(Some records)
^^^^

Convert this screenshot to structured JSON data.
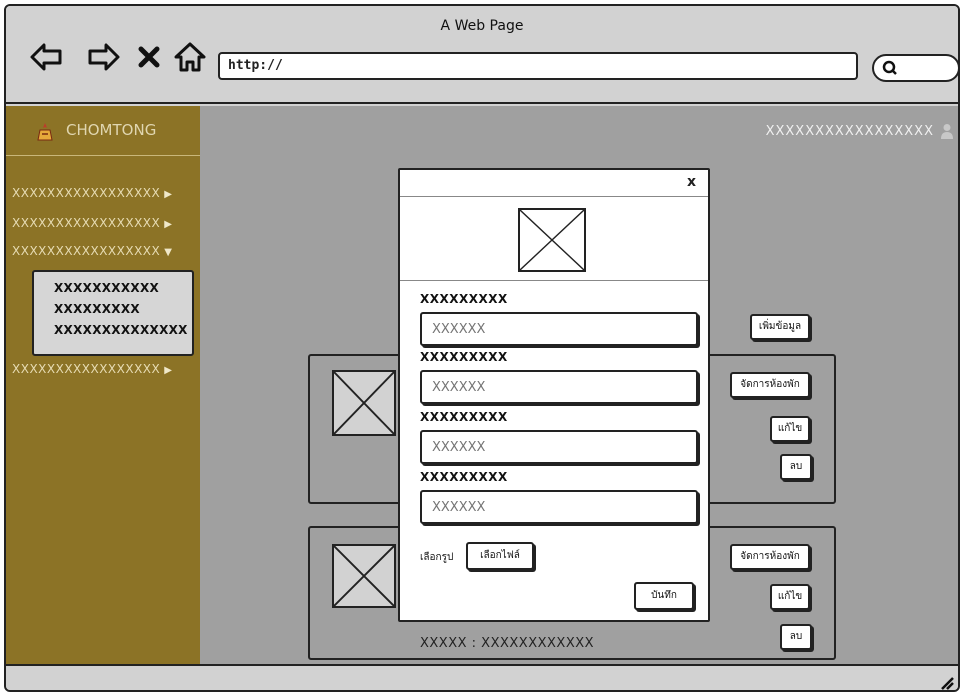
{
  "browser": {
    "title": "A Web Page",
    "url": "http://",
    "nav_icons": [
      "back-arrow-icon",
      "forward-arrow-icon",
      "stop-icon",
      "home-icon"
    ],
    "search_icon": "search-icon"
  },
  "header": {
    "brand": "CHOMTONG",
    "user_name": "XXXXXXXXXXXXXXXXX",
    "user_icon": "user-icon"
  },
  "sidebar": {
    "items": [
      {
        "label": "XXXXXXXXXXXXXXXXX",
        "state": "collapsed"
      },
      {
        "label": "XXXXXXXXXXXXXXXXX",
        "state": "collapsed"
      },
      {
        "label": "XXXXXXXXXXXXXXXXX",
        "state": "expanded"
      },
      {
        "label": "XXXXXXXXXXXXXXXXX",
        "state": "collapsed"
      }
    ],
    "submenu": [
      "XXXXXXXXXXX",
      "XXXXXXXXX",
      "XXXXXXXXXXXXXX"
    ]
  },
  "content": {
    "add_button": "เพิ่มข้อมูล",
    "cards": [
      {
        "manage_button": "จัดการห้องพัก",
        "edit_button": "แก้ไข",
        "delete_button": "ลบ"
      },
      {
        "manage_button": "จัดการห้องพัก",
        "edit_button": "แก้ไข",
        "delete_button": "ลบ",
        "caption": "XXXXX : XXXXXXXXXXXX"
      }
    ]
  },
  "modal": {
    "close": "x",
    "fields": [
      {
        "label": "XXXXXXXXX",
        "placeholder": "XXXXXX"
      },
      {
        "label": "XXXXXXXXX",
        "placeholder": "XXXXXX"
      },
      {
        "label": "XXXXXXXXX",
        "placeholder": "XXXXXX"
      },
      {
        "label": "XXXXXXXXX",
        "placeholder": "XXXXXX"
      }
    ],
    "choose_image_label": "เลือกรูป",
    "choose_file_button": "เลือกไฟล์",
    "save_button": "บันทึก"
  },
  "colors": {
    "sidebar": "#8c7326",
    "content_bg": "#a0a0a0",
    "chrome": "#d2d2d2"
  }
}
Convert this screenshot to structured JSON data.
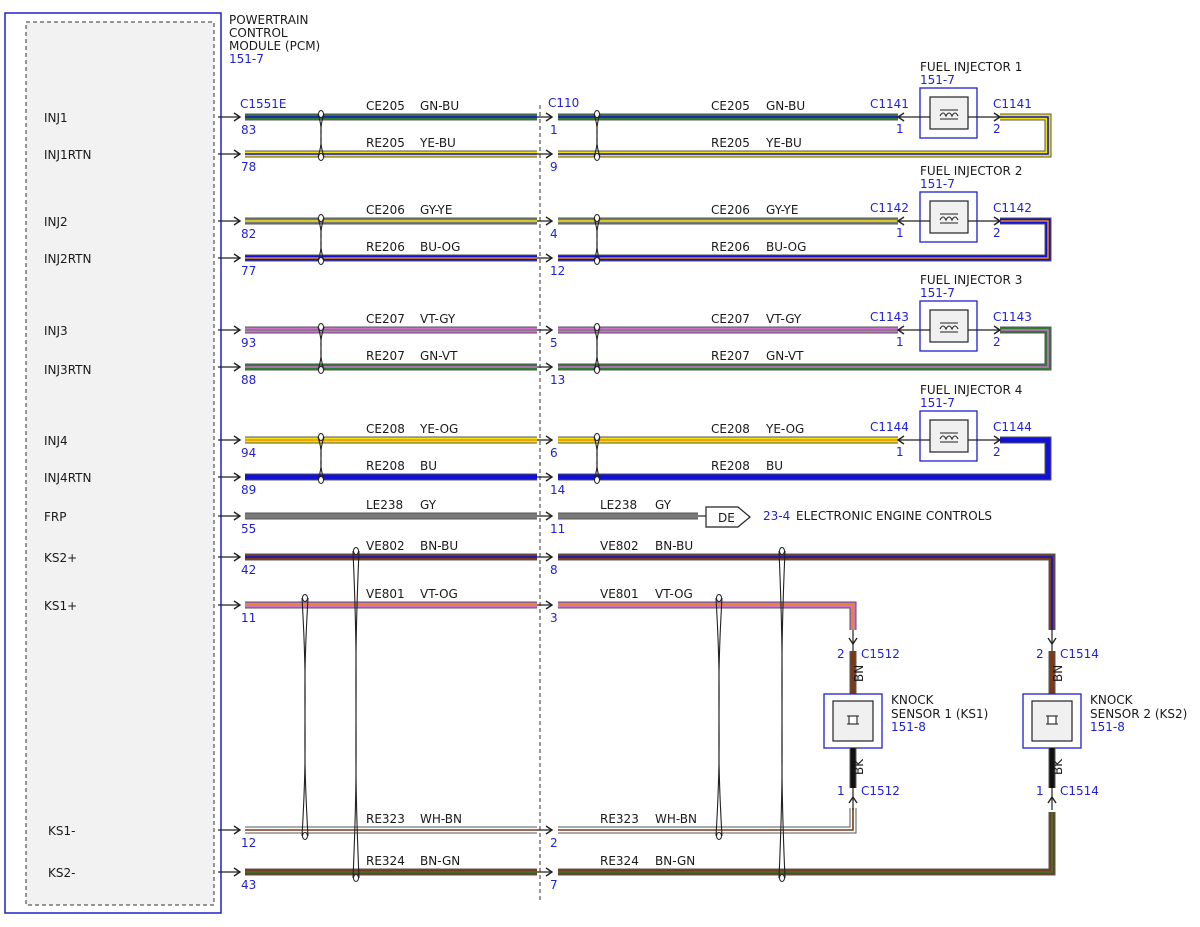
{
  "pcm": {
    "title_lines": [
      "POWERTRAIN",
      "CONTROL",
      "MODULE (PCM)"
    ],
    "ref": "151-7",
    "connector": "C1551E"
  },
  "c110": {
    "name": "C110"
  },
  "pins": {
    "inj1": "INJ1",
    "inj1rtn": "INJ1RTN",
    "inj2": "INJ2",
    "inj2rtn": "INJ2RTN",
    "inj3": "INJ3",
    "inj3rtn": "INJ3RTN",
    "inj4": "INJ4",
    "inj4rtn": "INJ4RTN",
    "frp": "FRP",
    "ks2p": "KS2+",
    "ks1p": "KS1+",
    "ks1m": "KS1-",
    "ks2m": "KS2-"
  },
  "wires": {
    "w1": {
      "circuit": "CE205",
      "color": "GN-BU",
      "pcm_pin": "83",
      "c110_pin": "1"
    },
    "w2": {
      "circuit": "RE205",
      "color": "YE-BU",
      "pcm_pin": "78",
      "c110_pin": "9"
    },
    "w3": {
      "circuit": "CE206",
      "color": "GY-YE",
      "pcm_pin": "82",
      "c110_pin": "4"
    },
    "w4": {
      "circuit": "RE206",
      "color": "BU-OG",
      "pcm_pin": "77",
      "c110_pin": "12"
    },
    "w5": {
      "circuit": "CE207",
      "color": "VT-GY",
      "pcm_pin": "93",
      "c110_pin": "5"
    },
    "w6": {
      "circuit": "RE207",
      "color": "GN-VT",
      "pcm_pin": "88",
      "c110_pin": "13"
    },
    "w7": {
      "circuit": "CE208",
      "color": "YE-OG",
      "pcm_pin": "94",
      "c110_pin": "6"
    },
    "w8": {
      "circuit": "RE208",
      "color": "BU",
      "pcm_pin": "89",
      "c110_pin": "14"
    },
    "w9": {
      "circuit": "LE238",
      "color": "GY",
      "pcm_pin": "55",
      "c110_pin": "11"
    },
    "w10": {
      "circuit": "VE802",
      "color": "BN-BU",
      "pcm_pin": "42",
      "c110_pin": "8"
    },
    "w11": {
      "circuit": "VE801",
      "color": "VT-OG",
      "pcm_pin": "11",
      "c110_pin": "3"
    },
    "w12": {
      "circuit": "RE323",
      "color": "WH-BN",
      "pcm_pin": "12",
      "c110_pin": "2"
    },
    "w13": {
      "circuit": "RE324",
      "color": "BN-GN",
      "pcm_pin": "43",
      "c110_pin": "7"
    }
  },
  "injectors": {
    "i1": {
      "title": "FUEL INJECTOR 1",
      "ref": "151-7",
      "conn": "C1141",
      "pin_a": "1",
      "pin_b": "2"
    },
    "i2": {
      "title": "FUEL INJECTOR 2",
      "ref": "151-7",
      "conn": "C1142",
      "pin_a": "1",
      "pin_b": "2"
    },
    "i3": {
      "title": "FUEL INJECTOR 3",
      "ref": "151-7",
      "conn": "C1143",
      "pin_a": "1",
      "pin_b": "2"
    },
    "i4": {
      "title": "FUEL INJECTOR 4",
      "ref": "151-7",
      "conn": "C1144",
      "pin_a": "1",
      "pin_b": "2"
    }
  },
  "offpage": {
    "tag": "DE",
    "ref": "23-4",
    "label": "ELECTRONIC ENGINE CONTROLS"
  },
  "knock": {
    "ks1": {
      "title_lines": [
        "KNOCK",
        "SENSOR 1 (KS1)"
      ],
      "ref": "151-8",
      "conn": "C1512",
      "pin_top": "2",
      "pin_bot": "1",
      "wire_top": "BN",
      "wire_bot": "BK"
    },
    "ks2": {
      "title_lines": [
        "KNOCK",
        "SENSOR 2 (KS2)"
      ],
      "ref": "151-8",
      "conn": "C1514",
      "pin_top": "2",
      "pin_bot": "1",
      "wire_top": "BN",
      "wire_bot": "BK"
    }
  },
  "colors": {
    "outline_blue": "#2020d0",
    "GN": "#2e7d32",
    "BU": "#1010d8",
    "YE": "#f2e600",
    "GY": "#7a7a7a",
    "VT": "#d070d0",
    "OG": "#f08a00",
    "BN": "#7a3a1a",
    "WH": "#ffffff",
    "PK": "#f090a8",
    "RD": "#c0392b",
    "BK": "#111111"
  }
}
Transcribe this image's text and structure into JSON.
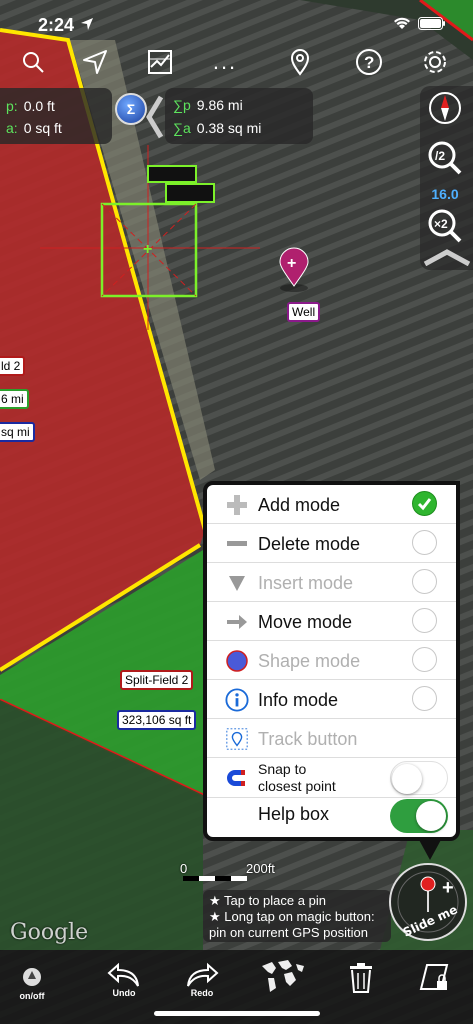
{
  "status": {
    "time": "2:24"
  },
  "toolbar": {
    "icons": [
      "search-icon",
      "location-arrow-icon",
      "map-layers-icon",
      "more-icon",
      "pin-icon",
      "help-icon",
      "settings-icon"
    ],
    "more_label": "..."
  },
  "measure": {
    "left": {
      "p_key": "p:",
      "p_val": "0.0 ft",
      "a_key": "a:",
      "a_val": "0 sq ft"
    },
    "sigma": "Σ",
    "right": {
      "p_key": "∑p",
      "p_val": "9.86 mi",
      "a_key": "∑a",
      "a_val": "0.38 sq mi"
    }
  },
  "zoom": {
    "level": "16.0",
    "in_label": "/2",
    "out_label": "×2"
  },
  "map_labels": {
    "well": "Well",
    "field2": "ld 2",
    "field2_perim": "6 mi",
    "field2_area": "sq mi",
    "split_field": "Split-Field 2",
    "split_area": "323,106 sq ft"
  },
  "menu": {
    "items": [
      {
        "label": "Add mode",
        "enabled": true,
        "selected": true
      },
      {
        "label": "Delete mode",
        "enabled": true,
        "selected": false
      },
      {
        "label": "Insert mode",
        "enabled": false,
        "selected": false
      },
      {
        "label": "Move mode",
        "enabled": true,
        "selected": false
      },
      {
        "label": "Shape mode",
        "enabled": false,
        "selected": false
      },
      {
        "label": "Info mode",
        "enabled": true,
        "selected": false
      },
      {
        "label": "Track button",
        "enabled": false
      }
    ],
    "snap_label_1": "Snap to",
    "snap_label_2": "closest point",
    "snap_on": false,
    "help_label": "Help box",
    "help_on": true
  },
  "scale": {
    "zero": "0",
    "distance": "200ft"
  },
  "help_text": {
    "line1": "★ Tap to place a pin",
    "line2": "★ Long tap on magic button:",
    "line3": "pin on current GPS position"
  },
  "magic_button": {
    "label": "Slide me"
  },
  "attribution": "Google",
  "bottom_bar": {
    "onoff": "on/off",
    "undo": "Undo",
    "redo": "Redo"
  },
  "colors": {
    "field_red": "#b22a2a",
    "field_green": "#2c9a2c",
    "accent_blue": "#4fb0ff",
    "toggle_green": "#2f9e3f"
  }
}
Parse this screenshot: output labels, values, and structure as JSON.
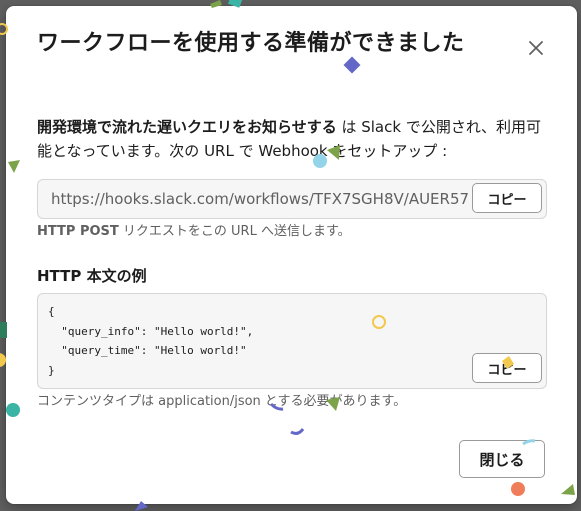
{
  "dialog": {
    "title": "ワークフローを使用する準備ができました",
    "close_icon": "close-icon",
    "description": {
      "workflow_name": "開発環境で流れた遅いクエリをお知らせする",
      "text": " は Slack で公開され、利用可能となっています。次の URL で Webhook をセットアップ :"
    },
    "webhook": {
      "url": "https://hooks.slack.com/workflows/TFX7SGH8V/AUER57",
      "copy_label": "コピー",
      "hint_method": "HTTP POST",
      "hint_text": " リクエストをこの URL へ送信します。"
    },
    "body_example": {
      "heading": "HTTP 本文の例",
      "code": "{\n  \"query_info\": \"Hello world!\",\n  \"query_time\": \"Hello world!\"\n}",
      "copy_label": "コピー",
      "hint": "コンテンツタイプは application/json とする必要があります。"
    },
    "close_button_label": "閉じる"
  },
  "colors": {
    "overlay": "#5f5f5f",
    "text": "#1d1c1d",
    "muted_text": "#616061",
    "code_bg": "#f6f6f6"
  }
}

^^^^

■ SET TASK: Go through the material and copy out every line with "mode" in it.

■ TASK RESPONSE:
        "label": "Add mode",
        "label": "Delete mode",
        "label": "Insert mode",
        "label": "Move mode",
        "label": "Shape mode",
        "label": "Info mode",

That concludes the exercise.